▶ **What needs to be done**:
Using the data below, gather each line that includes the word "name".

[Records]
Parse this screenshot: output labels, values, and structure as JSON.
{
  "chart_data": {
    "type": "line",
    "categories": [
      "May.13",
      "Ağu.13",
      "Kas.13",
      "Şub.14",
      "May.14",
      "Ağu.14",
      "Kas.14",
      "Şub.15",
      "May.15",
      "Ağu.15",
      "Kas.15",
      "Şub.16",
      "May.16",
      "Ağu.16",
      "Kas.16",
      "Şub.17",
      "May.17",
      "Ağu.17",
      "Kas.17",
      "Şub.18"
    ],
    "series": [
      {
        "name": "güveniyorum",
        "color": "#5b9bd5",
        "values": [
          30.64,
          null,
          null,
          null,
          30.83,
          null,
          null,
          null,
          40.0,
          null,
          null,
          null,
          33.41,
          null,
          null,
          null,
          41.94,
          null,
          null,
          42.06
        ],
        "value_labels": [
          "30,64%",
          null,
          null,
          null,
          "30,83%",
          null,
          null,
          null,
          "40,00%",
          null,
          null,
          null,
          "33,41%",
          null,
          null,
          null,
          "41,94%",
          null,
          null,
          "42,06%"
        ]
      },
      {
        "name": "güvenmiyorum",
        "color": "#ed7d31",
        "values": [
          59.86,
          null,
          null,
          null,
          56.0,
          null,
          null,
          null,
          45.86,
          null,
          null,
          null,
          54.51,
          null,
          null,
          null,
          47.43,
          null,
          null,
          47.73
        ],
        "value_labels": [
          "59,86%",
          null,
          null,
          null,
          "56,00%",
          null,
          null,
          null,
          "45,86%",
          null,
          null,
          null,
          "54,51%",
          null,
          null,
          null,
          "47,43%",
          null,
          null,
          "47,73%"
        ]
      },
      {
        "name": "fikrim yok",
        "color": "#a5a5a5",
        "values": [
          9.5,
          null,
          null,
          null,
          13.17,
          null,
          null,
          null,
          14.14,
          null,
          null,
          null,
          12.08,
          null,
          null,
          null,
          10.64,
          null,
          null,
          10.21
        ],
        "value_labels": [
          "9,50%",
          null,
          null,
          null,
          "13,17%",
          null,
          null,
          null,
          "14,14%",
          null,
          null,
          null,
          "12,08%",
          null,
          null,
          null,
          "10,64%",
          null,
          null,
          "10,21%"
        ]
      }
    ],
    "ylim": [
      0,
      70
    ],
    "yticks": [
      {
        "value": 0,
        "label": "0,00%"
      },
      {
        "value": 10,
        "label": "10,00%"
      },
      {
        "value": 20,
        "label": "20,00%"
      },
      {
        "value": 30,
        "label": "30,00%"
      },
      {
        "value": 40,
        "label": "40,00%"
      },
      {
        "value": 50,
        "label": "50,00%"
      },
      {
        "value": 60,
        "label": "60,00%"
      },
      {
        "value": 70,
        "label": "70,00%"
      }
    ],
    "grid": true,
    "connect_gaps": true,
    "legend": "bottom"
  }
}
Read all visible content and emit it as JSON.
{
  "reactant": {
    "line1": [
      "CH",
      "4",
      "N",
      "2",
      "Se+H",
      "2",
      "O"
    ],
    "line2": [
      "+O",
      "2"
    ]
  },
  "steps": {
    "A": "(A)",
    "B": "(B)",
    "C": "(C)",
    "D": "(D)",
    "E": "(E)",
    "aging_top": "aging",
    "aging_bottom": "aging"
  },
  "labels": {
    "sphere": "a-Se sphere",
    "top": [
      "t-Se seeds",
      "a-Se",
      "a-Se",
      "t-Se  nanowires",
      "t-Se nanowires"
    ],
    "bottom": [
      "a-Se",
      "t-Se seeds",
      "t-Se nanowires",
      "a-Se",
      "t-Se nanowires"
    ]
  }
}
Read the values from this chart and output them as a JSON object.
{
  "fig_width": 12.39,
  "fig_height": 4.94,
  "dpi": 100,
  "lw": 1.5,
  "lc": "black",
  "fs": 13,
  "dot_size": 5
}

▶ **Right answer**:
        "name": "güveniyorum",
        "name": "güvenmiyorum",
        "name": "fikrim yok",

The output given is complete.